Source records:
───

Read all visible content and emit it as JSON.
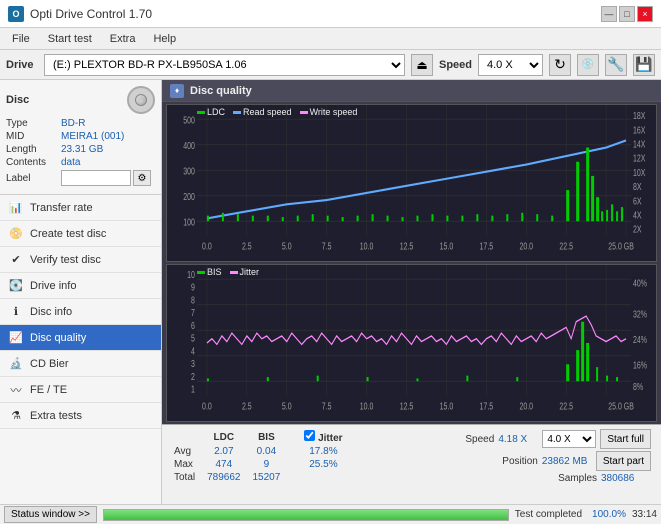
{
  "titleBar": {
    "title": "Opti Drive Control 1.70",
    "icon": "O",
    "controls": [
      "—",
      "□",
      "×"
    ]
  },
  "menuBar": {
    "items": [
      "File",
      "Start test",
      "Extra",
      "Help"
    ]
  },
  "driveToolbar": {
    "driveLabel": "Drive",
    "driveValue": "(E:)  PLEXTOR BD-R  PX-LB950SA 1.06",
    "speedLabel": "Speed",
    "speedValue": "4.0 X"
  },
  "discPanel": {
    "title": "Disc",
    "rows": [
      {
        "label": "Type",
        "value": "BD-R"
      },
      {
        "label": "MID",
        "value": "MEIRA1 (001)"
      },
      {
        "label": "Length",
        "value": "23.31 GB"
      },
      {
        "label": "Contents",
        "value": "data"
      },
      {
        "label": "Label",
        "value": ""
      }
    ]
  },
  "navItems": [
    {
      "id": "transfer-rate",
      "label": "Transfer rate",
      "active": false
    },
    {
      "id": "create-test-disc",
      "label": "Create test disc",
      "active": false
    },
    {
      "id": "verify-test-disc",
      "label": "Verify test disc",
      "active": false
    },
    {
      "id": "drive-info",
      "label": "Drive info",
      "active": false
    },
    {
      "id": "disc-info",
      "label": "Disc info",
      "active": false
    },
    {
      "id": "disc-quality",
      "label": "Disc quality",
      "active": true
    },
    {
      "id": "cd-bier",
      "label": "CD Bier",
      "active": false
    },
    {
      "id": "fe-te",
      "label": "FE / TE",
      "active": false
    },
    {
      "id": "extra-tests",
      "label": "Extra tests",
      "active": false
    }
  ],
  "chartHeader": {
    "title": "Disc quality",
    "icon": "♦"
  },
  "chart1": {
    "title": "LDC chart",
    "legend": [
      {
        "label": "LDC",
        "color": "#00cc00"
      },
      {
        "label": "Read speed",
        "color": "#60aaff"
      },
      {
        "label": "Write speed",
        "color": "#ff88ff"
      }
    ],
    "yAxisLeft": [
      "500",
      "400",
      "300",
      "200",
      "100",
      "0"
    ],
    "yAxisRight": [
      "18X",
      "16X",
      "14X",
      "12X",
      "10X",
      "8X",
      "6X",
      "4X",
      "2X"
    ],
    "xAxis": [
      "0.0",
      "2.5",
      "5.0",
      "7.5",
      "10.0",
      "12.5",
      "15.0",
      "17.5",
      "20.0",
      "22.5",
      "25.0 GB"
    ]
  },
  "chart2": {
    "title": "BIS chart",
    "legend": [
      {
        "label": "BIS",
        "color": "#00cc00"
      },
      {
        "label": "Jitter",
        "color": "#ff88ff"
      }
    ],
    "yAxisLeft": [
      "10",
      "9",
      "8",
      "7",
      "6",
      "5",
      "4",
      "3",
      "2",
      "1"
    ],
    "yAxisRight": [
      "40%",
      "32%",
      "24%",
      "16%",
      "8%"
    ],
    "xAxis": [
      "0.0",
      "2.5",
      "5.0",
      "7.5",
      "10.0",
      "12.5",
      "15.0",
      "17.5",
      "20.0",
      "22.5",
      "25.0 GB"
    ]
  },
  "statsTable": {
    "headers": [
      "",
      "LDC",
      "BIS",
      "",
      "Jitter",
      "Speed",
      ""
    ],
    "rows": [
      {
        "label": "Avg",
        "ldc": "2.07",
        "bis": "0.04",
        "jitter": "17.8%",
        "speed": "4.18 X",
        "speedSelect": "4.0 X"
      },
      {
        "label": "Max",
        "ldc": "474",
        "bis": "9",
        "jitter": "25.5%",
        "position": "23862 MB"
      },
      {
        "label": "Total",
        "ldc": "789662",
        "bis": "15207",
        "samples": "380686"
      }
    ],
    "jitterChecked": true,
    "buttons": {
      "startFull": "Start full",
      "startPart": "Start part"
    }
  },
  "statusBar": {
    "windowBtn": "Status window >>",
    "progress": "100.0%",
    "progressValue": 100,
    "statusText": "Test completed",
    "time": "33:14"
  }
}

───

Short problem:
Only the number is wanted: how many lines of the material above include the word "Read"?

Solution below:
2